WHAT YOU HAVE TO DO: Copy out each line exactly as it appears.
[begin RECORDED DATA]
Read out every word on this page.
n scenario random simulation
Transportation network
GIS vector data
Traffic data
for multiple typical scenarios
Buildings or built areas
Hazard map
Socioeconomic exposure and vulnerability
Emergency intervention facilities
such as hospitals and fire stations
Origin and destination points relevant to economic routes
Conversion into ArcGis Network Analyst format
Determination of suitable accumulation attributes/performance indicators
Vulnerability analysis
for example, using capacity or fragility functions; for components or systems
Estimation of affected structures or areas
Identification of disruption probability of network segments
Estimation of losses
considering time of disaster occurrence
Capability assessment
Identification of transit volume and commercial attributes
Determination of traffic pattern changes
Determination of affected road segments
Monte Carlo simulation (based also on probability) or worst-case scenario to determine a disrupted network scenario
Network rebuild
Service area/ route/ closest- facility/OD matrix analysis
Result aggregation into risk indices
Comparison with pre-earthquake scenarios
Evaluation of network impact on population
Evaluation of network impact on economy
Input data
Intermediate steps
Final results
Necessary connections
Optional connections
[end RECORDED DATA]
RESULT OF THIS TASK:
Read out every word on this page.
n scenario random simulation
Transportation network
GIS vector data
Traffic data
for multiple typical scenarios
Buildings or built areas
Hazard map
Socioeconomic exposure and vulnerability
Emergency intervention facilities
such as hospitals and fire stations
Origin and destination points relevant to economic routes
Conversion into ArcGis Network Analyst format
Determination of suitable accumulation attributes/performance indicators
Vulnerability analysis
for example, using capacity or fragility functions; for components or systems
Estimation of affected structures or areas
Identification of disruption probability of network segments
Estimation of losses
considering time of disaster occurrence
Capability assessment
Identification of transit volume and commercial attributes
Determination of traffic pattern changes
Determination of affected road segments
Monte Carlo simulation (based also on probability) or worst-case scenario to determine a disrupted network scenario
Network rebuild
Service area/ route/ closest- facility/OD matrix analysis
Result aggregation into risk indices
Comparison with pre-earthquake scenarios
Evaluation of network impact on population
Evaluation of network impact on economy
Input data
Intermediate steps
Final results
Necessary connections
Optional connections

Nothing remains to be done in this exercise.